## Exercise aim
Take the line that contains "Read out every word on this page." and each line after it in the material below, and transcribe them exactly, stopping at the end.

## Data supplied
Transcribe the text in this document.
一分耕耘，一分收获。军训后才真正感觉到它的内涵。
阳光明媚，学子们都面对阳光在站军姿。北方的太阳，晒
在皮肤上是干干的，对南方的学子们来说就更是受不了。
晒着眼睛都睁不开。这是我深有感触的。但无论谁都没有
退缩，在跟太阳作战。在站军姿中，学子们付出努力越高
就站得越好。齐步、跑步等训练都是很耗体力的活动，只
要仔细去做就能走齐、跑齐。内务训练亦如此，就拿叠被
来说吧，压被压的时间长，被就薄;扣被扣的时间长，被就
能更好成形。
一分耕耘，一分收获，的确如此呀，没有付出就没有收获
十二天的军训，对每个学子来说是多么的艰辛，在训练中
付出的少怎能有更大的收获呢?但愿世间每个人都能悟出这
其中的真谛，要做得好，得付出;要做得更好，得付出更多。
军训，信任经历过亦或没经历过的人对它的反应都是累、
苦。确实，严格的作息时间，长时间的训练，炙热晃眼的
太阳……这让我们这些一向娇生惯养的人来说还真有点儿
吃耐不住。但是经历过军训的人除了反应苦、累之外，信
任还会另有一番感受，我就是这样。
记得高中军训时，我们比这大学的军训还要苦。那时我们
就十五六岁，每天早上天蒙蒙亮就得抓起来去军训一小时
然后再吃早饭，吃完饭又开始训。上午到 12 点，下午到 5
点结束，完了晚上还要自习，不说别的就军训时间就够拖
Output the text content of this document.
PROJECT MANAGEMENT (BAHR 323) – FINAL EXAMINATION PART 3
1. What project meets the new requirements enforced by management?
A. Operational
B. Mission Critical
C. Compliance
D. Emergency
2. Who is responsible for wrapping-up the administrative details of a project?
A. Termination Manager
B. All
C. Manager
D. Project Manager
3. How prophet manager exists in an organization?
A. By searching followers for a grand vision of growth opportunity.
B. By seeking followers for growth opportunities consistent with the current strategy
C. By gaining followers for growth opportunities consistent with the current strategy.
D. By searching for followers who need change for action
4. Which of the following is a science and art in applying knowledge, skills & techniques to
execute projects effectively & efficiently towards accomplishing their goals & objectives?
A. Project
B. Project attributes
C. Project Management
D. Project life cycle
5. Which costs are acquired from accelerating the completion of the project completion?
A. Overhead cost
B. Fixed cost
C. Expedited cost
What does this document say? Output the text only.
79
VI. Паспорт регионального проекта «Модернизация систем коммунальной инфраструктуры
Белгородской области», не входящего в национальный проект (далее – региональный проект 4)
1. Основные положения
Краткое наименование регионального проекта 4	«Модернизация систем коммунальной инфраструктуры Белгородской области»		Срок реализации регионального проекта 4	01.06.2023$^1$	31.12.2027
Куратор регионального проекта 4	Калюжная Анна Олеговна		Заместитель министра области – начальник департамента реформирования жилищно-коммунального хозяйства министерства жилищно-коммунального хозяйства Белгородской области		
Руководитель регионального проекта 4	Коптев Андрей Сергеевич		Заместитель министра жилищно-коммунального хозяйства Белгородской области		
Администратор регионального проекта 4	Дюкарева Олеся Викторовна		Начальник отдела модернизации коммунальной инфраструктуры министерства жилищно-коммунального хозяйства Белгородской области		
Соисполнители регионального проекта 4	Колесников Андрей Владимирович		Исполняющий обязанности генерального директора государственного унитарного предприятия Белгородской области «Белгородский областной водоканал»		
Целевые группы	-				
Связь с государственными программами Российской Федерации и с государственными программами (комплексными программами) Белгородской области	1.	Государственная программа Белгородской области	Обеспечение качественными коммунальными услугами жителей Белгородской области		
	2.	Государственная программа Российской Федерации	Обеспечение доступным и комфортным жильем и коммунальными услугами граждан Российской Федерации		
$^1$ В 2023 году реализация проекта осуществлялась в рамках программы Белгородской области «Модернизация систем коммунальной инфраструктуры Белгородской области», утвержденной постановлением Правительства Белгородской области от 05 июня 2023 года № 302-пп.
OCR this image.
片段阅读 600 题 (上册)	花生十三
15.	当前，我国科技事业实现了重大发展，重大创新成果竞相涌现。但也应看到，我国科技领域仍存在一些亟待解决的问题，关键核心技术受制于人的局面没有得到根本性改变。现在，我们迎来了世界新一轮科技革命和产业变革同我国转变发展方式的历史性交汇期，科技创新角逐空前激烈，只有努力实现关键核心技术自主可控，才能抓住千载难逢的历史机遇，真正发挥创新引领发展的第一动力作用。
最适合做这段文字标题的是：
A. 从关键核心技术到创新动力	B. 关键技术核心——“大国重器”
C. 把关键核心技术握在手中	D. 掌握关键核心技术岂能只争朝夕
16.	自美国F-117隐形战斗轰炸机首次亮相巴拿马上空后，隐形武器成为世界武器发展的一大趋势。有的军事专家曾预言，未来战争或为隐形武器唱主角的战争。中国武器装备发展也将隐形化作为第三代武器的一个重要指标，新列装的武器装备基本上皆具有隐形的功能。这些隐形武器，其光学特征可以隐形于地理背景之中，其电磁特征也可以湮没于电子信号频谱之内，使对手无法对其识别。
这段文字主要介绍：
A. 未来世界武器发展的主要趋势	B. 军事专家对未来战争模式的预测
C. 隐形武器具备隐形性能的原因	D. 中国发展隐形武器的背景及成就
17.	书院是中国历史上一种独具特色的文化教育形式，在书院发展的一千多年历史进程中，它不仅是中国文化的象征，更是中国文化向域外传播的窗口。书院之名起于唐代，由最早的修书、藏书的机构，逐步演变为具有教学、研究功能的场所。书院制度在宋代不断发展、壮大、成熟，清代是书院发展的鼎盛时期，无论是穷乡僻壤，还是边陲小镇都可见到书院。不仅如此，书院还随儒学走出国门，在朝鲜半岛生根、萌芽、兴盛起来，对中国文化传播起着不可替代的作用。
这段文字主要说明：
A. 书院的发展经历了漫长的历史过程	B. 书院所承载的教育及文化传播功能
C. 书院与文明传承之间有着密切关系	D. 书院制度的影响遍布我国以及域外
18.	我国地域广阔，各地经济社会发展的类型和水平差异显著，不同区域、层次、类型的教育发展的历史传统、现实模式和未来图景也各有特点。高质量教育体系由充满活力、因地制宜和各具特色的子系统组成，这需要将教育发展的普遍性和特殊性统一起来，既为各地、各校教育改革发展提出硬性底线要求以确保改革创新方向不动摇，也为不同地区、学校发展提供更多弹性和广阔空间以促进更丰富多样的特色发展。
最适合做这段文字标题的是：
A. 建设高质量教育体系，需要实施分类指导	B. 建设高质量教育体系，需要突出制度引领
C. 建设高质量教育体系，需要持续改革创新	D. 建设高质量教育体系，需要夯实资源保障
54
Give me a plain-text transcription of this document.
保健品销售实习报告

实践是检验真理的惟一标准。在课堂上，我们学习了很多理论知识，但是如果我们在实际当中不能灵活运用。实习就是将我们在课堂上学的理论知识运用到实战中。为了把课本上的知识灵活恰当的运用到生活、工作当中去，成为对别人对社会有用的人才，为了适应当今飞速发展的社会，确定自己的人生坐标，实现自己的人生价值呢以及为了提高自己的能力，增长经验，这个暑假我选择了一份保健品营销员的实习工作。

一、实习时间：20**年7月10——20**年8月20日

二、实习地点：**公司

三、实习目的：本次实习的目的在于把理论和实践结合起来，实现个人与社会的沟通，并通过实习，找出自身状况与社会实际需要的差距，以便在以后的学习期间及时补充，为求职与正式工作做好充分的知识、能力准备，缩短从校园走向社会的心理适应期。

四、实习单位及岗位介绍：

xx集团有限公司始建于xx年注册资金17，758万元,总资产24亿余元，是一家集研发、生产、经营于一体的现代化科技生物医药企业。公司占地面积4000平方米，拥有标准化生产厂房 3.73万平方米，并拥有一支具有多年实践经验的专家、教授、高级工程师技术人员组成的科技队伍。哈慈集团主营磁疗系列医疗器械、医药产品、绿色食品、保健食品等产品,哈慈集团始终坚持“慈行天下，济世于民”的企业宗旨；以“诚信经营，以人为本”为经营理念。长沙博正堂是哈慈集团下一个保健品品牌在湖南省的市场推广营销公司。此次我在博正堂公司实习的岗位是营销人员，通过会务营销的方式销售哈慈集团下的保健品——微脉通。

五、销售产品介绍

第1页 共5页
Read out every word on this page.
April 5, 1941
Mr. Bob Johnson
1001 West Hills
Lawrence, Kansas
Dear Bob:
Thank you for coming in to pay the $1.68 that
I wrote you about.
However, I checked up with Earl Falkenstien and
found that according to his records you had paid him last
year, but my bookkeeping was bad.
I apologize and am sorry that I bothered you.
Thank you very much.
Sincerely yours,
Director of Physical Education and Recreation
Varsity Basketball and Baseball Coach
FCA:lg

## Response to the task
Read out every word on this page.
April 5, 1941
Mr. Bob Johnson
1001 West Hills
Lawrence, Kansas
Dear Bob:
Thank you for coming in to pay the $1.68 that
I wrote you about.
However, I checked up with Earl Falkenstien and
found that according to his records you had paid him last
year, but my bookkeeping was bad.
I apologize and am sorry that I bothered you.
Thank you very much.
Sincerely yours,
Director of Physical Education and Recreation
Varsity Basketball and Baseball Coach
FCA:lg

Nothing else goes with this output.